# GOAL OF THE EXERCISE
Print the listing that follows, character for character.

(Stored items)
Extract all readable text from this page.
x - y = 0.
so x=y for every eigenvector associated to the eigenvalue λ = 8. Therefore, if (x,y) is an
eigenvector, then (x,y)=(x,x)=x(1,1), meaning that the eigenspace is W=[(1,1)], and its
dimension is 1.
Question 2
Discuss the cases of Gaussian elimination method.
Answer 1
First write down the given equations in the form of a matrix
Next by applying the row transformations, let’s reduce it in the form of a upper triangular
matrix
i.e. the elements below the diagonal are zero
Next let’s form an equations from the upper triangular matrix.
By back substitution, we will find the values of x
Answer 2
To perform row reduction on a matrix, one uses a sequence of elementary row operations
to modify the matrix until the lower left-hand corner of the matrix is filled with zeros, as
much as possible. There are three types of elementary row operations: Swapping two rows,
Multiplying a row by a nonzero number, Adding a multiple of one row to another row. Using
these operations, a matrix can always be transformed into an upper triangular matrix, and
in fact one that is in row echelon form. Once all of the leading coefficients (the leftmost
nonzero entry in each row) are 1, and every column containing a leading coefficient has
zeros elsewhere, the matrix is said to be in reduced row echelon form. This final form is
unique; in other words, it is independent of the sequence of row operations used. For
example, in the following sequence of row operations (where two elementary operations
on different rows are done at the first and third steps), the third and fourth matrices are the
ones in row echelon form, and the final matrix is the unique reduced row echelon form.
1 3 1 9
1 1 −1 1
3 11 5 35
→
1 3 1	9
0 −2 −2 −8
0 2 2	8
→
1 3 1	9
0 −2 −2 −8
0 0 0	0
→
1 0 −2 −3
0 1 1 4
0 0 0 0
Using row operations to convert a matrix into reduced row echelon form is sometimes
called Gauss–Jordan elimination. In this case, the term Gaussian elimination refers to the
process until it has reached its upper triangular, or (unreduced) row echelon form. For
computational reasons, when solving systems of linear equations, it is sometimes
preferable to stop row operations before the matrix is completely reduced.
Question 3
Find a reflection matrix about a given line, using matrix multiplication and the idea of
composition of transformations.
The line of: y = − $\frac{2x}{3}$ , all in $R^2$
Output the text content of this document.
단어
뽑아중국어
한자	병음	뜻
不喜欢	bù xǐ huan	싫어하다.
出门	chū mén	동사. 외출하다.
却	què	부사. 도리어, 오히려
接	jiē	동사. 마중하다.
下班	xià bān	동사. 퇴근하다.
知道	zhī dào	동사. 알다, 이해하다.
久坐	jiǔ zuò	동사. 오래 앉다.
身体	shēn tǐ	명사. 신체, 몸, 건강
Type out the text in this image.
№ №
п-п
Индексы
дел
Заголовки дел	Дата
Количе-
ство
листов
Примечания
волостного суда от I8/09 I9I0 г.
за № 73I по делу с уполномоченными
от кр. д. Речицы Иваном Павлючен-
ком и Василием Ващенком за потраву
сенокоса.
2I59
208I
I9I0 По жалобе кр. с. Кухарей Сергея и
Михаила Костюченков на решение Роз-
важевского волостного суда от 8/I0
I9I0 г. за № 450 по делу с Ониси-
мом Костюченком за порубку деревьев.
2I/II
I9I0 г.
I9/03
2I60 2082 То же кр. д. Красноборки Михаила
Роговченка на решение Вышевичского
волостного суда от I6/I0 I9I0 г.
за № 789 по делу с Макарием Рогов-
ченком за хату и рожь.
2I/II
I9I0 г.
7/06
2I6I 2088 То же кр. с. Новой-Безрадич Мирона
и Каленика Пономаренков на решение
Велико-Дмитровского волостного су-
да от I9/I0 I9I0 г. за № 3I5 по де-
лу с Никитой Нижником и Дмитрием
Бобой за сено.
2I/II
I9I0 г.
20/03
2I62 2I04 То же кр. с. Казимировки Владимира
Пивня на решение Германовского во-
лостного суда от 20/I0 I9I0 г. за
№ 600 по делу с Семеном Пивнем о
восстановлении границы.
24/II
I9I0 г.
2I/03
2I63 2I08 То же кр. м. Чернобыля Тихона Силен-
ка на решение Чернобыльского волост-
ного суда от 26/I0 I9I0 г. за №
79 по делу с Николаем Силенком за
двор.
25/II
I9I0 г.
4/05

# OUTPUT BELOW
Extract all readable text from this page.
x - y = 0.
so x=y for every eigenvector associated to the eigenvalue λ = 8. Therefore, if (x,y) is an
eigenvector, then (x,y)=(x,x)=x(1,1), meaning that the eigenspace is W=[(1,1)], and its
dimension is 1.
Question 2
Discuss the cases of Gaussian elimination method.
Answer 1
First write down the given equations in the form of a matrix
Next by applying the row transformations, let’s reduce it in the form of a upper triangular
matrix
i.e. the elements below the diagonal are zero
Next let’s form an equations from the upper triangular matrix.
By back substitution, we will find the values of x
Answer 2
To perform row reduction on a matrix, one uses a sequence of elementary row operations
to modify the matrix until the lower left-hand corner of the matrix is filled with zeros, as
much as possible. There are three types of elementary row operations: Swapping two rows,
Multiplying a row by a nonzero number, Adding a multiple of one row to another row. Using
these operations, a matrix can always be transformed into an upper triangular matrix, and
in fact one that is in row echelon form. Once all of the leading coefficients (the leftmost
nonzero entry in each row) are 1, and every column containing a leading coefficient has
zeros elsewhere, the matrix is said to be in reduced row echelon form. This final form is
unique; in other words, it is independent of the sequence of row operations used. For
example, in the following sequence of row operations (where two elementary operations
on different rows are done at the first and third steps), the third and fourth matrices are the
ones in row echelon form, and the final matrix is the unique reduced row echelon form.
1 3 1 9
1 1 −1 1
3 11 5 35
→
1 3 1	9
0 −2 −2 −8
0 2 2	8
→
1 3 1	9
0 −2 −2 −8
0 0 0	0
→
1 0 −2 −3
0 1 1 4
0 0 0 0
Using row operations to convert a matrix into reduced row echelon form is sometimes
called Gauss–Jordan elimination. In this case, the term Gaussian elimination refers to the
process until it has reached its upper triangular, or (unreduced) row echelon form. For
computational reasons, when solving systems of linear equations, it is sometimes
preferable to stop row operations before the matrix is completely reduced.
Question 3
Find a reflection matrix about a given line, using matrix multiplication and the idea of
composition of transformations.
The line of: y = − $\frac{2x}{3}$ , all in $R^2$
Output the text content of this document.
단어
뽑아중국어
한자	병음	뜻
不喜欢	bù xǐ huan	싫어하다.
出门	chū mén	동사. 외출하다.
却	què	부사. 도리어, 오히려
接	jiē	동사. 마중하다.
下班	xià bān	동사. 퇴근하다.
知道	zhī dào	동사. 알다, 이해하다.
久坐	jiǔ zuò	동사. 오래 앉다.
身体	shēn tǐ	명사. 신체, 몸, 건강
Type out the text in this image.
№ №
п-п
Индексы
дел
Заголовки дел	Дата
Количе-
ство
листов
Примечания
волостного суда от I8/09 I9I0 г.
за № 73I по делу с уполномоченными
от кр. д. Речицы Иваном Павлючен-
ком и Василием Ващенком за потраву
сенокоса.
2I59
208I
I9I0 По жалобе кр. с. Кухарей Сергея и
Михаила Костюченков на решение Роз-
важевского волостного суда от 8/I0
I9I0 г. за № 450 по делу с Ониси-
мом Костюченком за порубку деревьев.
2I/II
I9I0 г.
I9/03
2I60 2082 То же кр. д. Красноборки Михаила
Роговченка на решение Вышевичского
волостного суда от I6/I0 I9I0 г.
за № 789 по делу с Макарием Рогов-
ченком за хату и рожь.
2I/II
I9I0 г.
7/06
2I6I 2088 То же кр. с. Новой-Безрадич Мирона
и Каленика Пономаренков на решение
Велико-Дмитровского волостного су-
да от I9/I0 I9I0 г. за № 3I5 по де-
лу с Никитой Нижником и Дмитрием
Бобой за сено.
2I/II
I9I0 г.
20/03
2I62 2I04 То же кр. с. Казимировки Владимира
Пивня на решение Германовского во-
лостного суда от 20/I0 I9I0 г. за
№ 600 по делу с Семеном Пивнем о
восстановлении границы.
24/II
I9I0 г.
2I/03
2I63 2I08 То же кр. м. Чернобыля Тихона Силен-
ка на решение Чернобыльского волост-
ного суда от 26/I0 I9I0 г. за №
79 по делу с Николаем Силенком за
двор.
25/II
I9I0 г.
4/05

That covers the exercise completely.